# Task statement
Exactly reproduce each line of the listing that follows.

** begin Materials provided **

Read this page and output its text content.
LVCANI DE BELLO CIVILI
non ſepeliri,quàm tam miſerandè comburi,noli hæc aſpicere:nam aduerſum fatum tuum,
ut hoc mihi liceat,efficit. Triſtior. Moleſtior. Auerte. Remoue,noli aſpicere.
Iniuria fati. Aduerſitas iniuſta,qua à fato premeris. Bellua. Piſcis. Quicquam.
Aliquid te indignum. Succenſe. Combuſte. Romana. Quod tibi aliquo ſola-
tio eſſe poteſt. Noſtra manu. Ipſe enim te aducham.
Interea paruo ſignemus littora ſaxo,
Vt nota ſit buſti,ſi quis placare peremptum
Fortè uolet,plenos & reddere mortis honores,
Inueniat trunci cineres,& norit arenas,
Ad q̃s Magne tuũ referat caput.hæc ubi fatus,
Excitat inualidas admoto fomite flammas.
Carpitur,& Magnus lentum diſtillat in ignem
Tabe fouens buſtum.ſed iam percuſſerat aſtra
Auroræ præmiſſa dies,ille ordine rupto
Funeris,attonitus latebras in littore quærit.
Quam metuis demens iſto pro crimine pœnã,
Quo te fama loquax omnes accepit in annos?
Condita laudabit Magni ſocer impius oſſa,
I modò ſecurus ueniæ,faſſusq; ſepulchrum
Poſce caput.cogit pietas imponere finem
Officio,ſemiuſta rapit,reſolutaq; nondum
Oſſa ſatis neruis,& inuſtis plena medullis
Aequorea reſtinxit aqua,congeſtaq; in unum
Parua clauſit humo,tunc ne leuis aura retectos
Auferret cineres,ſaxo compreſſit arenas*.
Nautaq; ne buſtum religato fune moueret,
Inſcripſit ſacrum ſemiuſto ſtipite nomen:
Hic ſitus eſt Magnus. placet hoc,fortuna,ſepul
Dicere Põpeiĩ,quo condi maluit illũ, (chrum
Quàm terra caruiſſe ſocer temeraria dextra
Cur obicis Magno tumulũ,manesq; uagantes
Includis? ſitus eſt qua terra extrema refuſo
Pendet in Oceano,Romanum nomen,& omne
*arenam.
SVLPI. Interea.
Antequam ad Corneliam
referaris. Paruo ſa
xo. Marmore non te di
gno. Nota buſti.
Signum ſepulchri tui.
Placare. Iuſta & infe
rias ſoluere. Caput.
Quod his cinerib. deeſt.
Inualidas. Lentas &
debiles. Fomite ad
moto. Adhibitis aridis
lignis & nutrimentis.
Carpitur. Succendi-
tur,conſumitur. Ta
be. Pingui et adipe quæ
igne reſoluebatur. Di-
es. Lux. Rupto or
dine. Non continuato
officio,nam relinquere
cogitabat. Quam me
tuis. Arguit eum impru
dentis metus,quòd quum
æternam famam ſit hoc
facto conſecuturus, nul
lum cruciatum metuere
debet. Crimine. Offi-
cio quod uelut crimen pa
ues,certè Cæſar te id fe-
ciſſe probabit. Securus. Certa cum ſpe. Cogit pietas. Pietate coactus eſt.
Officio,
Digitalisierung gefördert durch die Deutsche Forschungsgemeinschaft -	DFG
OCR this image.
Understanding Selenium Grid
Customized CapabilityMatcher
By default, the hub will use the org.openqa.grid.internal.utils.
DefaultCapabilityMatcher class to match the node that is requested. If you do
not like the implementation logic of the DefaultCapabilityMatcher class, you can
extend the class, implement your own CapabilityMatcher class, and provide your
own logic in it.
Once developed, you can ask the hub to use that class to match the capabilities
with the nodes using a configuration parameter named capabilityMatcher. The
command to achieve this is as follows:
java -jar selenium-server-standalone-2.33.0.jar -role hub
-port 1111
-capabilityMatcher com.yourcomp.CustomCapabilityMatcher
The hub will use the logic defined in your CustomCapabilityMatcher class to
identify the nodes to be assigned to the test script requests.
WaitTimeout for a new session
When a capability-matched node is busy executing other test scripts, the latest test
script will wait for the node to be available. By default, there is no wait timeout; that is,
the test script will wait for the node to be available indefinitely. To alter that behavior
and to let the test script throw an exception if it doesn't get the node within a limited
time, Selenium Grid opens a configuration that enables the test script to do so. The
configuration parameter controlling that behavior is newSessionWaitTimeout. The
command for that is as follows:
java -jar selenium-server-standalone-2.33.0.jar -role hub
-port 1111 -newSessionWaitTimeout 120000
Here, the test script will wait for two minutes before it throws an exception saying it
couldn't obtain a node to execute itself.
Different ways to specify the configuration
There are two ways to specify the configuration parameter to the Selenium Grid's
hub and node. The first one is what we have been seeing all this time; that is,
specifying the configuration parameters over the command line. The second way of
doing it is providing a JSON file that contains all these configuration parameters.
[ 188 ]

** end Materials provided **

# Problem solution
Read this page and output its text content.
LVCANI DE BELLO CIVILI
non ſepeliri,quàm tam miſerandè comburi,noli hæc aſpicere:nam aduerſum fatum tuum,
ut hoc mihi liceat,efficit. Triſtior. Moleſtior. Auerte. Remoue,noli aſpicere.
Iniuria fati. Aduerſitas iniuſta,qua à fato premeris. Bellua. Piſcis. Quicquam.
Aliquid te indignum. Succenſe. Combuſte. Romana. Quod tibi aliquo ſola-
tio eſſe poteſt. Noſtra manu. Ipſe enim te aducham.
Interea paruo ſignemus littora ſaxo,
Vt nota ſit buſti,ſi quis placare peremptum
Fortè uolet,plenos & reddere mortis honores,
Inueniat trunci cineres,& norit arenas,
Ad q̃s Magne tuũ referat caput.hæc ubi fatus,
Excitat inualidas admoto fomite flammas.
Carpitur,& Magnus lentum diſtillat in ignem
Tabe fouens buſtum.ſed iam percuſſerat aſtra
Auroræ præmiſſa dies,ille ordine rupto
Funeris,attonitus latebras in littore quærit.
Quam metuis demens iſto pro crimine pœnã,
Quo te fama loquax omnes accepit in annos?
Condita laudabit Magni ſocer impius oſſa,
I modò ſecurus ueniæ,faſſusq; ſepulchrum
Poſce caput.cogit pietas imponere finem
Officio,ſemiuſta rapit,reſolutaq; nondum
Oſſa ſatis neruis,& inuſtis plena medullis
Aequorea reſtinxit aqua,congeſtaq; in unum
Parua clauſit humo,tunc ne leuis aura retectos
Auferret cineres,ſaxo compreſſit arenas*.
Nautaq; ne buſtum religato fune moueret,
Inſcripſit ſacrum ſemiuſto ſtipite nomen:
Hic ſitus eſt Magnus. placet hoc,fortuna,ſepul
Dicere Põpeiĩ,quo condi maluit illũ, (chrum
Quàm terra caruiſſe ſocer temeraria dextra
Cur obicis Magno tumulũ,manesq; uagantes
Includis? ſitus eſt qua terra extrema refuſo
Pendet in Oceano,Romanum nomen,& omne
*arenam.
SVLPI. Interea.
Antequam ad Corneliam
referaris. Paruo ſa
xo. Marmore non te di
gno. Nota buſti.
Signum ſepulchri tui.
Placare. Iuſta & infe
rias ſoluere. Caput.
Quod his cinerib. deeſt.
Inualidas. Lentas &
debiles. Fomite ad
moto. Adhibitis aridis
lignis & nutrimentis.
Carpitur. Succendi-
tur,conſumitur. Ta
be. Pingui et adipe quæ
igne reſoluebatur. Di-
es. Lux. Rupto or
dine. Non continuato
officio,nam relinquere
cogitabat. Quam me
tuis. Arguit eum impru
dentis metus,quòd quum
æternam famam ſit hoc
facto conſecuturus, nul
lum cruciatum metuere
debet. Crimine. Offi-
cio quod uelut crimen pa
ues,certè Cæſar te id fe-
ciſſe probabit. Securus. Certa cum ſpe. Cogit pietas. Pietate coactus eſt.
Officio,
Digitalisierung gefördert durch die Deutsche Forschungsgemeinschaft -	DFG
OCR this image.
Understanding Selenium Grid
Customized CapabilityMatcher
By default, the hub will use the org.openqa.grid.internal.utils.
DefaultCapabilityMatcher class to match the node that is requested. If you do
not like the implementation logic of the DefaultCapabilityMatcher class, you can
extend the class, implement your own CapabilityMatcher class, and provide your
own logic in it.
Once developed, you can ask the hub to use that class to match the capabilities
with the nodes using a configuration parameter named capabilityMatcher. The
command to achieve this is as follows:
java -jar selenium-server-standalone-2.33.0.jar -role hub
-port 1111
-capabilityMatcher com.yourcomp.CustomCapabilityMatcher
The hub will use the logic defined in your CustomCapabilityMatcher class to
identify the nodes to be assigned to the test script requests.
WaitTimeout for a new session
When a capability-matched node is busy executing other test scripts, the latest test
script will wait for the node to be available. By default, there is no wait timeout; that is,
the test script will wait for the node to be available indefinitely. To alter that behavior
and to let the test script throw an exception if it doesn't get the node within a limited
time, Selenium Grid opens a configuration that enables the test script to do so. The
configuration parameter controlling that behavior is newSessionWaitTimeout. The
command for that is as follows:
java -jar selenium-server-standalone-2.33.0.jar -role hub
-port 1111 -newSessionWaitTimeout 120000
Here, the test script will wait for two minutes before it throws an exception saying it
couldn't obtain a node to execute itself.
Different ways to specify the configuration
There are two ways to specify the configuration parameter to the Selenium Grid's
hub and node. The first one is what we have been seeing all this time; that is,
specifying the configuration parameters over the command line. The second way of
doing it is providing a JSON file that contains all these configuration parameters.
[ 188 ]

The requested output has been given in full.